**Requirements**: Report only the number of lines holding "start".

**Dataset records**:
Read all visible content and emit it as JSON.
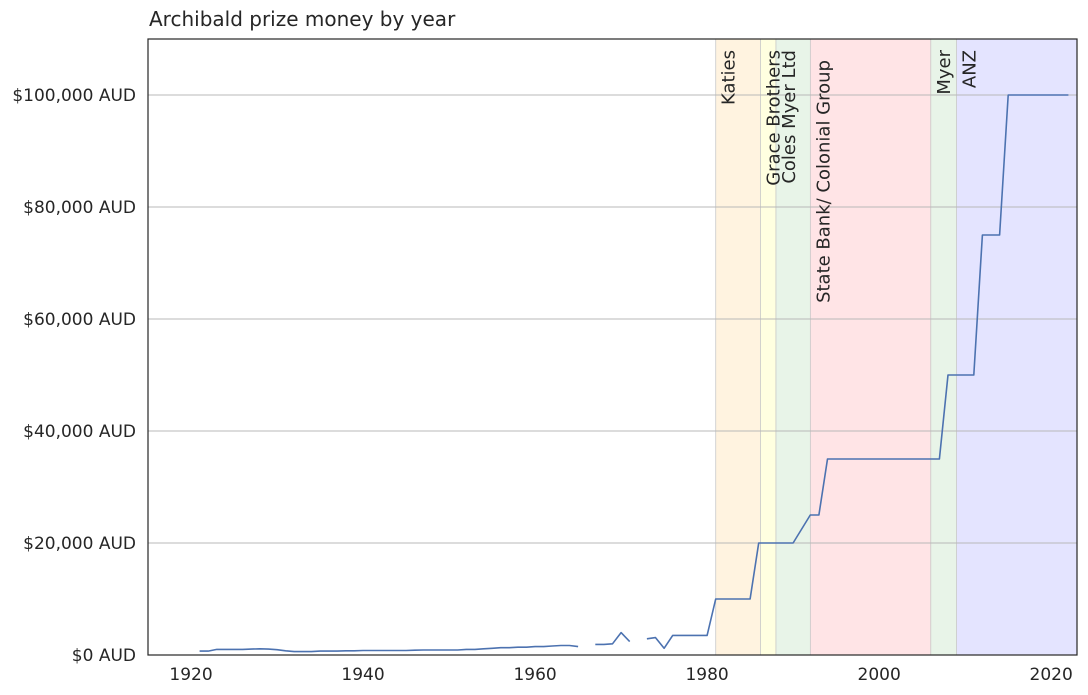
{
  "chart_data": {
    "type": "line",
    "title": "Archibald prize money by year",
    "xlabel": "",
    "ylabel": "",
    "xlim": [
      1915,
      2023
    ],
    "ylim": [
      0,
      110000
    ],
    "grid": {
      "y": true,
      "x": false
    },
    "x_ticks": [
      {
        "value": 1920,
        "label": "1920"
      },
      {
        "value": 1940,
        "label": "1940"
      },
      {
        "value": 1960,
        "label": "1960"
      },
      {
        "value": 1980,
        "label": "1980"
      },
      {
        "value": 2000,
        "label": "2000"
      },
      {
        "value": 2020,
        "label": "2020"
      }
    ],
    "y_ticks": [
      {
        "value": 0,
        "label": "$0 AUD"
      },
      {
        "value": 20000,
        "label": "$20,000 AUD"
      },
      {
        "value": 40000,
        "label": "$40,000 AUD"
      },
      {
        "value": 60000,
        "label": "$60,000 AUD"
      },
      {
        "value": 80000,
        "label": "$80,000 AUD"
      },
      {
        "value": 100000,
        "label": "$100,000 AUD"
      }
    ],
    "sponsor_bands": [
      {
        "label": "Katies",
        "start": 1981,
        "end": 1986.2,
        "color": "#fff3e0"
      },
      {
        "label": "Grace Brothers",
        "start": 1986.2,
        "end": 1988,
        "color": "#ffffe0"
      },
      {
        "label": "Coles Myer Ltd",
        "start": 1988,
        "end": 1992,
        "color": "#e8f4e8"
      },
      {
        "label": "State Bank/  Colonial Group",
        "start": 1992,
        "end": 2006,
        "color": "#ffe4e6"
      },
      {
        "label": "Myer",
        "start": 2006,
        "end": 2009,
        "color": "#e8f4e8"
      },
      {
        "label": "ANZ",
        "start": 2009,
        "end": 2023,
        "color": "#e4e4ff"
      }
    ],
    "series": [
      {
        "color": "#4c72b0",
        "points": [
          [
            1921,
            700
          ],
          [
            1922,
            700
          ],
          [
            1923,
            1000
          ],
          [
            1924,
            1000
          ],
          [
            1925,
            1000
          ],
          [
            1926,
            1000
          ],
          [
            1927,
            1050
          ],
          [
            1928,
            1100
          ],
          [
            1929,
            1050
          ],
          [
            1930,
            950
          ],
          [
            1931,
            750
          ],
          [
            1932,
            600
          ],
          [
            1933,
            600
          ],
          [
            1934,
            600
          ],
          [
            1935,
            700
          ],
          [
            1936,
            700
          ],
          [
            1937,
            700
          ],
          [
            1938,
            750
          ],
          [
            1939,
            750
          ],
          [
            1940,
            800
          ],
          [
            1941,
            800
          ],
          [
            1942,
            800
          ],
          [
            1943,
            800
          ],
          [
            1944,
            800
          ],
          [
            1945,
            800
          ],
          [
            1946,
            850
          ],
          [
            1947,
            900
          ],
          [
            1948,
            900
          ],
          [
            1949,
            900
          ],
          [
            1950,
            900
          ],
          [
            1951,
            900
          ],
          [
            1952,
            1000
          ],
          [
            1953,
            1000
          ],
          [
            1954,
            1100
          ],
          [
            1955,
            1200
          ],
          [
            1956,
            1300
          ],
          [
            1957,
            1300
          ],
          [
            1958,
            1400
          ],
          [
            1959,
            1400
          ],
          [
            1960,
            1500
          ],
          [
            1961,
            1500
          ],
          [
            1962,
            1600
          ],
          [
            1963,
            1700
          ],
          [
            1964,
            1700
          ],
          [
            1965,
            1500
          ],
          null,
          [
            1967,
            1900
          ],
          [
            1968,
            1900
          ],
          [
            1969,
            2000
          ],
          [
            1970,
            4000
          ],
          [
            1971,
            2400
          ],
          null,
          [
            1973,
            2900
          ],
          [
            1974,
            3100
          ],
          [
            1975,
            1200
          ],
          [
            1976,
            3500
          ],
          [
            1977,
            3500
          ],
          [
            1978,
            3500
          ],
          [
            1979,
            3500
          ],
          [
            1980,
            3500
          ],
          [
            1981,
            10000
          ],
          [
            1982,
            10000
          ],
          [
            1983,
            10000
          ],
          [
            1984,
            10000
          ],
          [
            1985,
            10000
          ],
          [
            1986,
            20000
          ],
          [
            1987,
            20000
          ],
          [
            1988,
            20000
          ],
          [
            1989,
            20000
          ],
          [
            1990,
            20000
          ],
          [
            1991,
            22500
          ],
          [
            1992,
            25000
          ],
          [
            1993,
            25000
          ],
          [
            1994,
            35000
          ],
          [
            1995,
            35000
          ],
          [
            1996,
            35000
          ],
          [
            1997,
            35000
          ],
          [
            1998,
            35000
          ],
          [
            1999,
            35000
          ],
          [
            2000,
            35000
          ],
          [
            2001,
            35000
          ],
          [
            2002,
            35000
          ],
          [
            2003,
            35000
          ],
          [
            2004,
            35000
          ],
          [
            2005,
            35000
          ],
          [
            2006,
            35000
          ],
          [
            2007,
            35000
          ],
          [
            2008,
            50000
          ],
          [
            2009,
            50000
          ],
          [
            2010,
            50000
          ],
          [
            2011,
            50000
          ],
          [
            2012,
            75000
          ],
          [
            2013,
            75000
          ],
          [
            2014,
            75000
          ],
          [
            2015,
            100000
          ],
          [
            2016,
            100000
          ],
          [
            2017,
            100000
          ],
          [
            2018,
            100000
          ],
          [
            2019,
            100000
          ],
          [
            2020,
            100000
          ],
          [
            2021,
            100000
          ],
          [
            2022,
            100000
          ]
        ]
      }
    ]
  }
}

**The output**: 6